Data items
————

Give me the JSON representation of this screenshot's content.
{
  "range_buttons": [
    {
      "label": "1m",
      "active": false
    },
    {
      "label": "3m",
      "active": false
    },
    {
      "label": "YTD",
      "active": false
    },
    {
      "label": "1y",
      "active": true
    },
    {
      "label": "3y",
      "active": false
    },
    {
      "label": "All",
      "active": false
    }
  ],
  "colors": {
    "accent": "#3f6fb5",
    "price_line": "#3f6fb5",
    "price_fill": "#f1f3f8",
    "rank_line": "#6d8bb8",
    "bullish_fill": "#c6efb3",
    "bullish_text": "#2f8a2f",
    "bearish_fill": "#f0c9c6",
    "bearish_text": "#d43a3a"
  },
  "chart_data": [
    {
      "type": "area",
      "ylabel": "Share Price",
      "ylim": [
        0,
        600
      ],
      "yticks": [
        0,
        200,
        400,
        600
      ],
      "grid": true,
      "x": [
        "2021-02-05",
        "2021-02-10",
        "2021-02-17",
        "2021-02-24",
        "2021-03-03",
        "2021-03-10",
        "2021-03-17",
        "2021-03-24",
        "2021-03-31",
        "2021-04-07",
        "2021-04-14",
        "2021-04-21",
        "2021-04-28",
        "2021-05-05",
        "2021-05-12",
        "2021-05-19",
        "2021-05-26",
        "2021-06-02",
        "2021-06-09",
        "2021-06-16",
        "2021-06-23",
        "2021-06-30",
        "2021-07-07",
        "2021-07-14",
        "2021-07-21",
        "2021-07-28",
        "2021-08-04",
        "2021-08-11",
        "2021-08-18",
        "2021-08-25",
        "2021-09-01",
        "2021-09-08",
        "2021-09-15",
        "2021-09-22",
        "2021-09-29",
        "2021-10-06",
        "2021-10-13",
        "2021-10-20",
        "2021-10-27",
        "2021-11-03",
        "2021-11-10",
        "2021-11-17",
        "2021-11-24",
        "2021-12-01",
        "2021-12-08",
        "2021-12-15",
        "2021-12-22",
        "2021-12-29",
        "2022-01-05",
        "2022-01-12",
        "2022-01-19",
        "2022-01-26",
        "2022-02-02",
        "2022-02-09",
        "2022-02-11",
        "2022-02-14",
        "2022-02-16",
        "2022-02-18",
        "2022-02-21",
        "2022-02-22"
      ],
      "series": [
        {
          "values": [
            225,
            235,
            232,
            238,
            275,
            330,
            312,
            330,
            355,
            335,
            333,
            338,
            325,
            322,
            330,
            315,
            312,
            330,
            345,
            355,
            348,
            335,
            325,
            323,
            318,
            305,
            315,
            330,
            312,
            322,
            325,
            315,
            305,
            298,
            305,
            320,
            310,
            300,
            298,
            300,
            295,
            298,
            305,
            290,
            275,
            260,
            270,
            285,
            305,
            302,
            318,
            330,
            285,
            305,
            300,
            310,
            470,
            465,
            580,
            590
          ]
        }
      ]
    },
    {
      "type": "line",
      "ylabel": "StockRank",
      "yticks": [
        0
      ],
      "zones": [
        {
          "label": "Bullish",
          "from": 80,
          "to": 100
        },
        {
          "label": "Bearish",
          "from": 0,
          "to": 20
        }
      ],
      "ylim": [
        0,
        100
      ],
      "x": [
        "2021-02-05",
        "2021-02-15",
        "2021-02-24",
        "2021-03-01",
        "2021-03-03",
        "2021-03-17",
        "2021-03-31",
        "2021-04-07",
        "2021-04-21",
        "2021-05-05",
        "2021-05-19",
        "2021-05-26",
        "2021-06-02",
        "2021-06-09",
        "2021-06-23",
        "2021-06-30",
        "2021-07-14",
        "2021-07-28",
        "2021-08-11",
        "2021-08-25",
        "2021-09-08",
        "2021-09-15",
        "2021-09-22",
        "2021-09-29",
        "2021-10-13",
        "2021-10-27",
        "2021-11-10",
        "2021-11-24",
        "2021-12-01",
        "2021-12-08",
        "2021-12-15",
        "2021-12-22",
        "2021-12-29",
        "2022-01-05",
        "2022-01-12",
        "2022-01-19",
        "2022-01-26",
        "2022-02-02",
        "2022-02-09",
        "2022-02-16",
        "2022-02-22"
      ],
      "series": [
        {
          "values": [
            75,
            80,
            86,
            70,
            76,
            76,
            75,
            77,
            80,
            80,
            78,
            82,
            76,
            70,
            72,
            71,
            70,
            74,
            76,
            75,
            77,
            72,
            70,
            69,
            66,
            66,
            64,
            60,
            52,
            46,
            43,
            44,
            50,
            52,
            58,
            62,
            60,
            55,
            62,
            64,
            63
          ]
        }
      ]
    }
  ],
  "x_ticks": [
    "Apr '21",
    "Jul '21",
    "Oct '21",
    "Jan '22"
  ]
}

————

Goal:
Search the preceding listing for the word "ylabel" and pull out every line that holds it.

Full solution:
      "ylabel": "Share Price",
      "ylabel": "StockRank",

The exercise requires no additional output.